WORK REQUIRED: Tally the lines that include the word "text" and reply with nothing but the total.

┌────────

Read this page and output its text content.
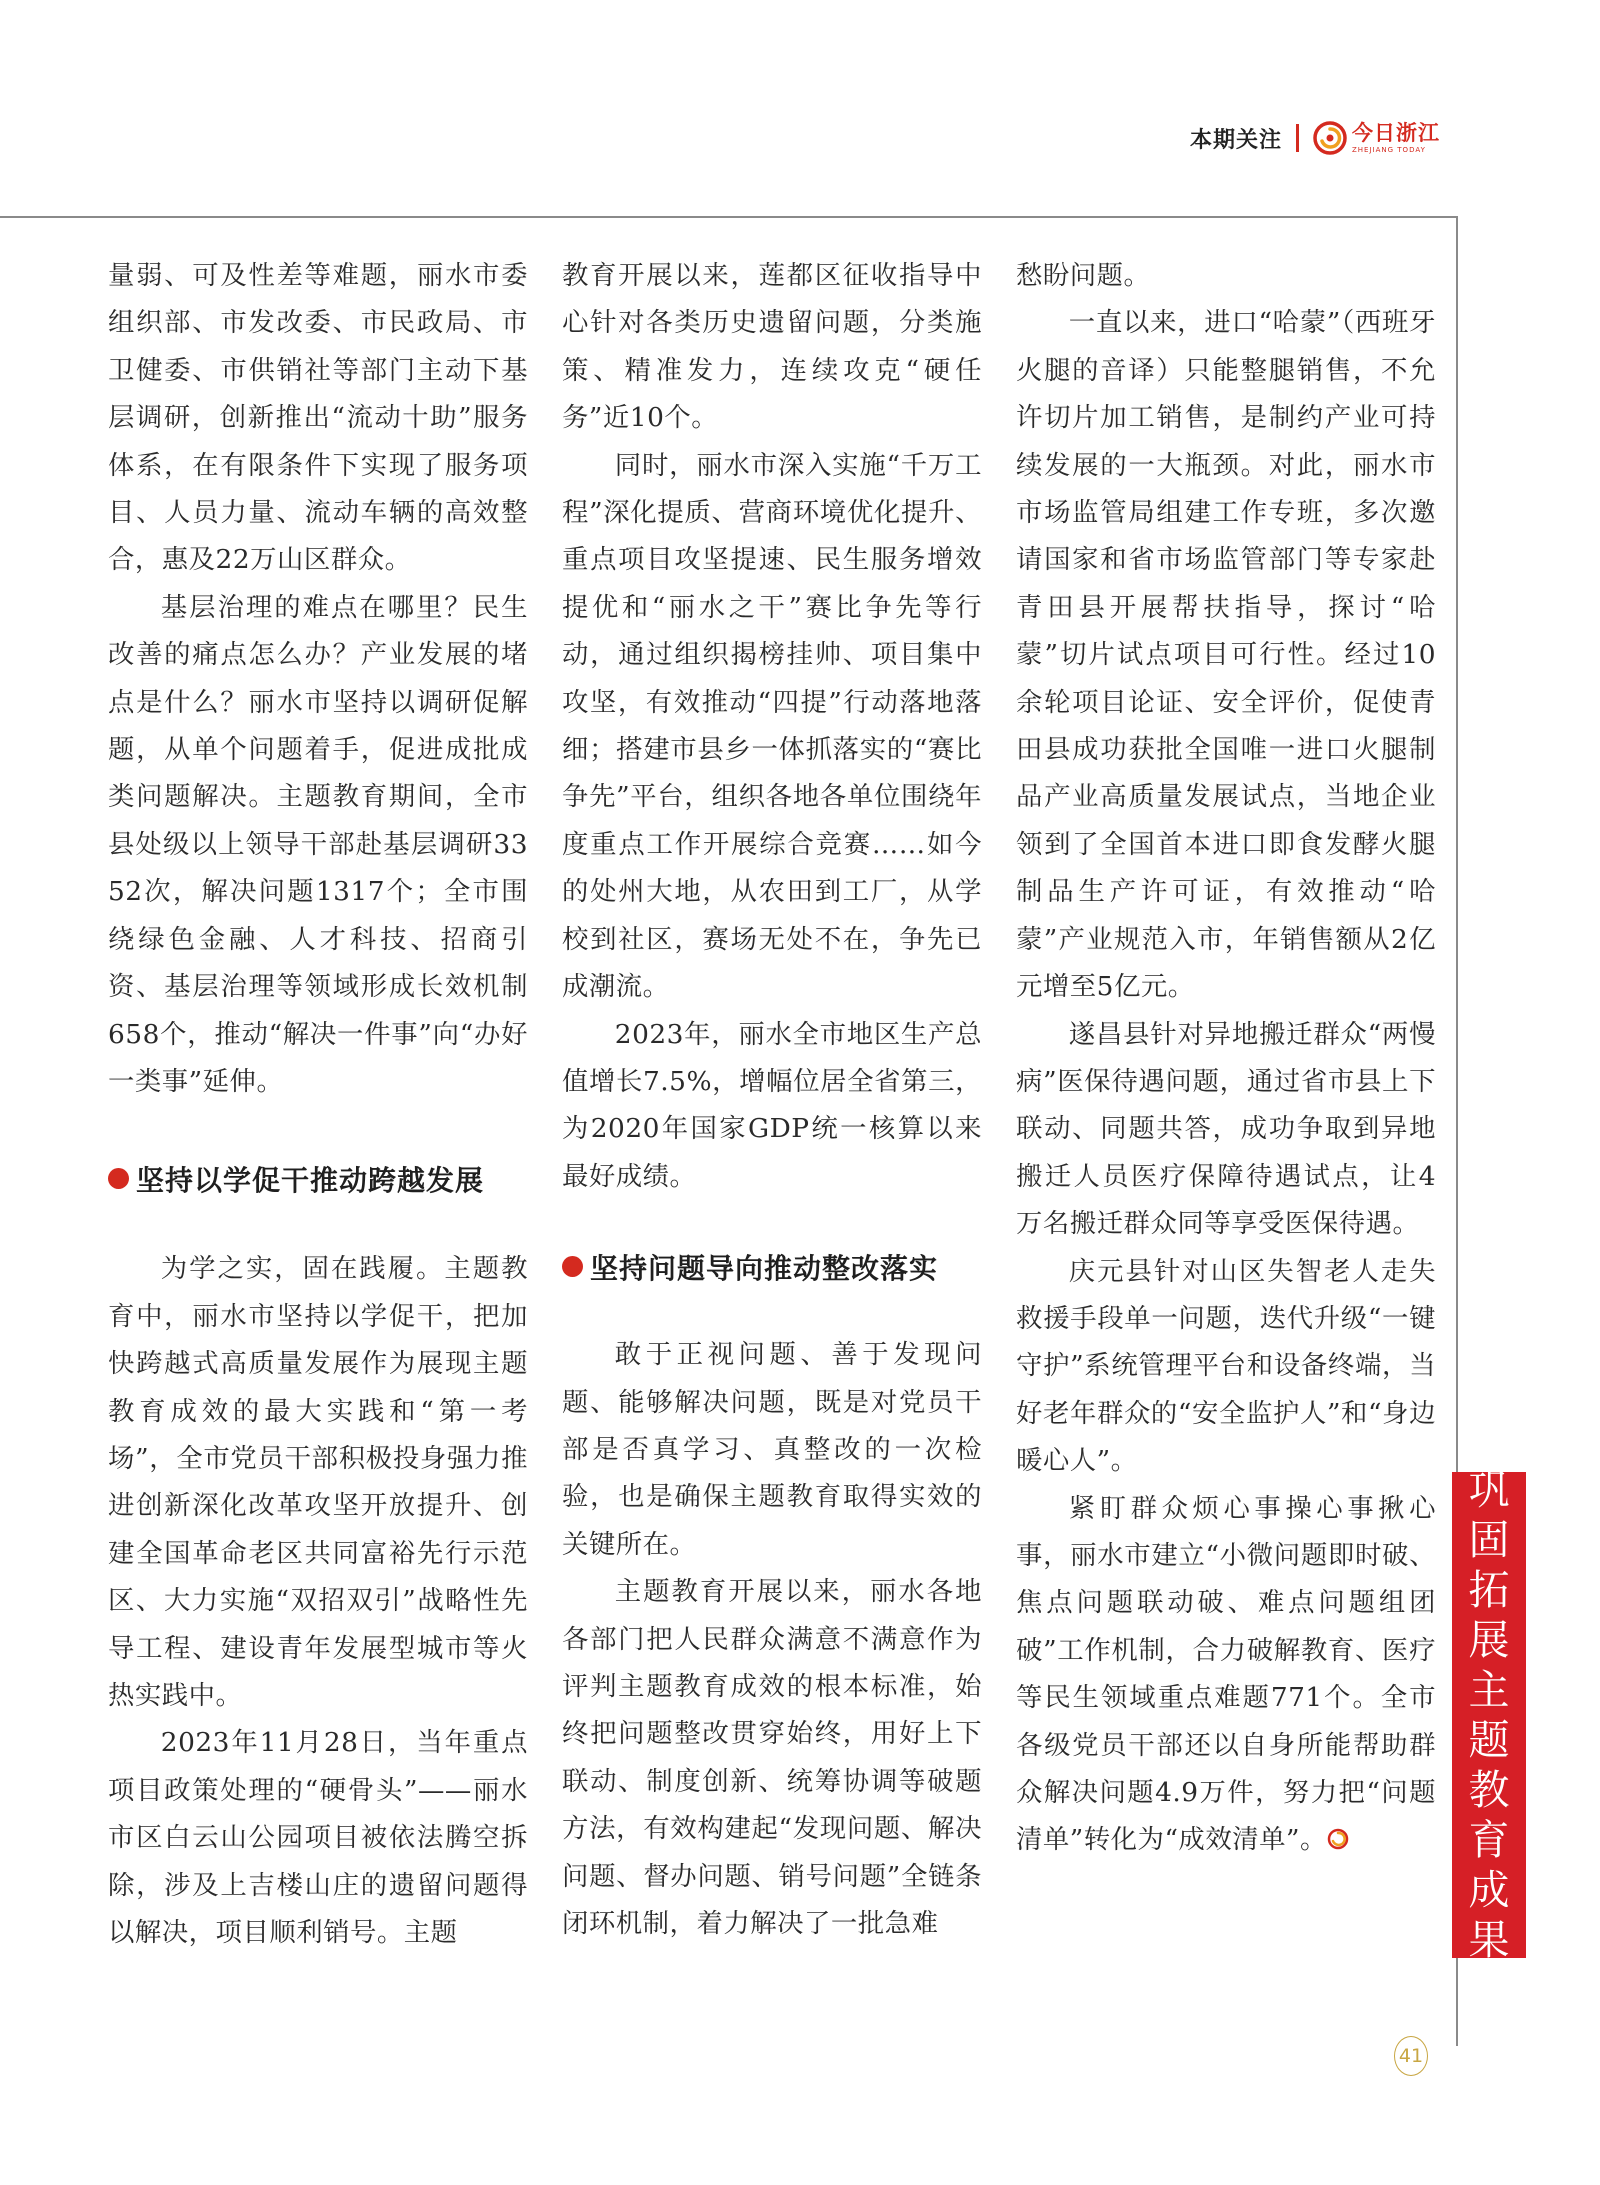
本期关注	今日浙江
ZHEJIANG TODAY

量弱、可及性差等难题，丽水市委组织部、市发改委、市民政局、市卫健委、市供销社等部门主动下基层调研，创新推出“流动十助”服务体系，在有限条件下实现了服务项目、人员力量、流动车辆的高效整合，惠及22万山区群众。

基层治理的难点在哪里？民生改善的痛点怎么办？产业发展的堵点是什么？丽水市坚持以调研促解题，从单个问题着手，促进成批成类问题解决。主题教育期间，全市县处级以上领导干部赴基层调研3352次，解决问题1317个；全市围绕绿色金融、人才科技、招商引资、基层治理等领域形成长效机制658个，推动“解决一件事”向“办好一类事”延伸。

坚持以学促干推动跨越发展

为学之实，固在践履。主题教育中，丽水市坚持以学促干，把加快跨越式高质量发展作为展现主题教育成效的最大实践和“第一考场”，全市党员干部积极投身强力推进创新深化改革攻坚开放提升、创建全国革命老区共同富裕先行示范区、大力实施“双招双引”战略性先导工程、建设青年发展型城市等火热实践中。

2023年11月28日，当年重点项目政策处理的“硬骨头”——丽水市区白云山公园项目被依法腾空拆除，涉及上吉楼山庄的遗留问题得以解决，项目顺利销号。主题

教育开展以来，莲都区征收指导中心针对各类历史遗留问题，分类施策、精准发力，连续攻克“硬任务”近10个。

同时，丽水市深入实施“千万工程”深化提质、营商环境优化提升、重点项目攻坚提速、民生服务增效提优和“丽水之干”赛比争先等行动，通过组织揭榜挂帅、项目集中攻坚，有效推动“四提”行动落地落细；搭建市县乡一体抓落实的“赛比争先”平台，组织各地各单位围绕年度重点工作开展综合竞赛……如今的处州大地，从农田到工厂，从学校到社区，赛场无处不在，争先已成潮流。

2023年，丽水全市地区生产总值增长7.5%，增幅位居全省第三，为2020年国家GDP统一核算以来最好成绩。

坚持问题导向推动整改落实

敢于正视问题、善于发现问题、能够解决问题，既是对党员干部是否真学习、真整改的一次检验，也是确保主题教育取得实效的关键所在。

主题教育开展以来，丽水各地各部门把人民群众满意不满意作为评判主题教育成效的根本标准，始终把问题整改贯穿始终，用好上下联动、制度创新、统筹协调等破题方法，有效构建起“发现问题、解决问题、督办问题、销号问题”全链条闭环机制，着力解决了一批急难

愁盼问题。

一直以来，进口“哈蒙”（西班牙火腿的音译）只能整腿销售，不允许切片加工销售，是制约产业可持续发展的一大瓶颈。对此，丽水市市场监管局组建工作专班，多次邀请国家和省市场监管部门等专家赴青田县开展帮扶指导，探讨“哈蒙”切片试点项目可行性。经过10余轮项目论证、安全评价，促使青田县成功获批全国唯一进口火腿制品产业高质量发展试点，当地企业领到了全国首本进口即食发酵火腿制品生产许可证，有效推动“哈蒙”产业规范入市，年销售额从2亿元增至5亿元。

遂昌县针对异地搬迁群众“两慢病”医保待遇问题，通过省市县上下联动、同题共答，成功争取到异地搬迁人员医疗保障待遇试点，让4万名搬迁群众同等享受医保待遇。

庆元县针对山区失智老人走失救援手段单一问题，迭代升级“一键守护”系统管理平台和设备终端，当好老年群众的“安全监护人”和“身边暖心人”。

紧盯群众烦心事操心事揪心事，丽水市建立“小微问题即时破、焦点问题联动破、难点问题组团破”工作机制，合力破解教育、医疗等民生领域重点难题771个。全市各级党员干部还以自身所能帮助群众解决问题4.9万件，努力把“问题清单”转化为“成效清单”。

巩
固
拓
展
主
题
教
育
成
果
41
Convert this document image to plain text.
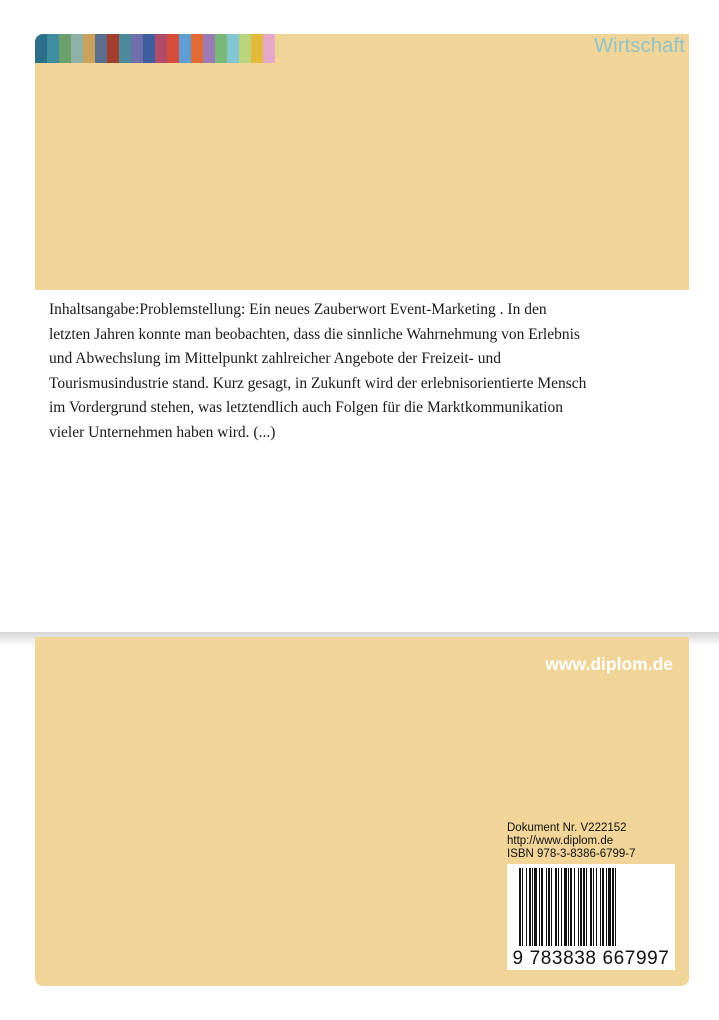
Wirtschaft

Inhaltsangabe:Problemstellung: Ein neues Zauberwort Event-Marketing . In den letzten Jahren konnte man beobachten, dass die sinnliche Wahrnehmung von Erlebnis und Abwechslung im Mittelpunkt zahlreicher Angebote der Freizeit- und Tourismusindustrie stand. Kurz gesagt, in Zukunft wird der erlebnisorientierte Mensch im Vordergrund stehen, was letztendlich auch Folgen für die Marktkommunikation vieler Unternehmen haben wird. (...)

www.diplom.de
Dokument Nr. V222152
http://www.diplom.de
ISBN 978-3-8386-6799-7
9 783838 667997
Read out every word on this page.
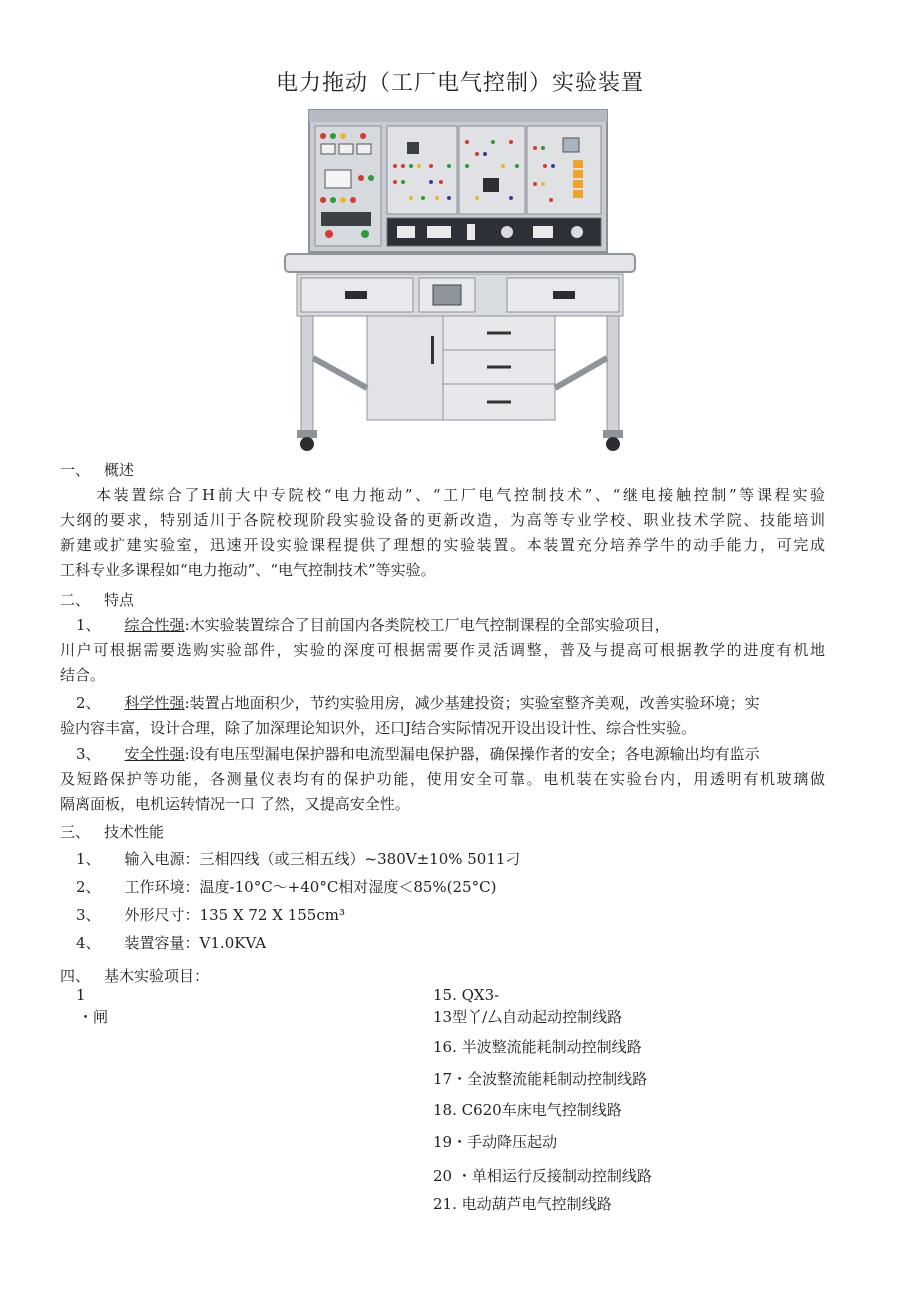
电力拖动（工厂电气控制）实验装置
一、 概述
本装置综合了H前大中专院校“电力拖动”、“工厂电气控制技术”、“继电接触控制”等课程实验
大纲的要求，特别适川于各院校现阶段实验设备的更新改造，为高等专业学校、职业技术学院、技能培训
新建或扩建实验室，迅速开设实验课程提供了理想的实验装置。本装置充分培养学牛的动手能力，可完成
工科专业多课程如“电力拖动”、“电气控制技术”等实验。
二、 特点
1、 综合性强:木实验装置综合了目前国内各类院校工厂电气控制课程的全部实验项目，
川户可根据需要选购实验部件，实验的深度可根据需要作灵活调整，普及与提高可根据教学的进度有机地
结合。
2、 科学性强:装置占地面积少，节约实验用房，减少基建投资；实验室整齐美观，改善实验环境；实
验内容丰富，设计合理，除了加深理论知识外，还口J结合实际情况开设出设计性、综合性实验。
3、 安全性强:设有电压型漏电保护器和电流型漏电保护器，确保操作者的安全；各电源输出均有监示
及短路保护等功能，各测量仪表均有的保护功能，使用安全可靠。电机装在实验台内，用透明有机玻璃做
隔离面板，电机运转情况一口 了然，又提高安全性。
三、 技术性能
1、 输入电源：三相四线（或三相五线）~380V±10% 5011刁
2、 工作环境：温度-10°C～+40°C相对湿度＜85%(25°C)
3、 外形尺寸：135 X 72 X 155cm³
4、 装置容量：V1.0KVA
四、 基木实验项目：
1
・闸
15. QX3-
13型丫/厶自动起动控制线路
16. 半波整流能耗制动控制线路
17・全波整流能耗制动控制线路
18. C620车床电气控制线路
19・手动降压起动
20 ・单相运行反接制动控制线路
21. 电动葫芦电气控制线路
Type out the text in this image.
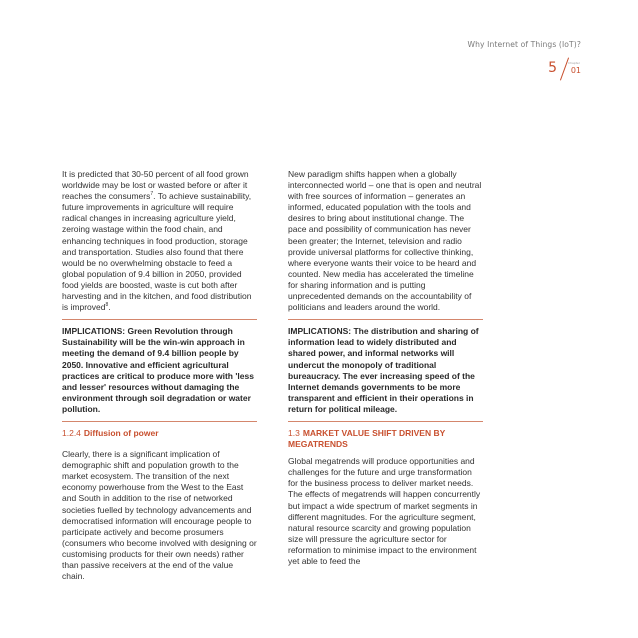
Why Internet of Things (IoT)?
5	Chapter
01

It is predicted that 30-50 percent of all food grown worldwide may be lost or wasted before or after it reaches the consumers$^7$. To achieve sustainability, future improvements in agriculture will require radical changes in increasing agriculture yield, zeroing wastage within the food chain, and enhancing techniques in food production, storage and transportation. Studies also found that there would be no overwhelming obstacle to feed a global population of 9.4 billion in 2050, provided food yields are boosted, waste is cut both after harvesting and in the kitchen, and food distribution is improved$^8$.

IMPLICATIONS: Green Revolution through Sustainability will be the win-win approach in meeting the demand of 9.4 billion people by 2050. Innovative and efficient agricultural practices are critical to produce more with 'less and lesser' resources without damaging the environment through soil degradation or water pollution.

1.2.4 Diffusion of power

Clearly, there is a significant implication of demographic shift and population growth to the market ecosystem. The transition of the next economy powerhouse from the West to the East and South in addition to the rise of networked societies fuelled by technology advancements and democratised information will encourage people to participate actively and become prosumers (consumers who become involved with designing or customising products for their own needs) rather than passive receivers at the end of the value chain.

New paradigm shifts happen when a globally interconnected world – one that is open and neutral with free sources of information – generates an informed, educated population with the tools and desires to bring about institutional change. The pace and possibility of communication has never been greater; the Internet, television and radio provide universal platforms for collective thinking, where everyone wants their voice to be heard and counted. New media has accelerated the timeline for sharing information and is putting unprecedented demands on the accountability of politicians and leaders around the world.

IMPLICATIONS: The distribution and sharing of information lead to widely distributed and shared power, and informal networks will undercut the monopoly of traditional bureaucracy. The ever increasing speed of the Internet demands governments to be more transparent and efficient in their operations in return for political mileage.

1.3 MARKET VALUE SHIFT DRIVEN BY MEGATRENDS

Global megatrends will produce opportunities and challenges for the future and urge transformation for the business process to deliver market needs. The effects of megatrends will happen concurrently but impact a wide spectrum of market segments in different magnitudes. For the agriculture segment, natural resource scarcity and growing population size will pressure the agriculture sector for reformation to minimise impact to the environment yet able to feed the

└────────

COMPLETED TASK: 3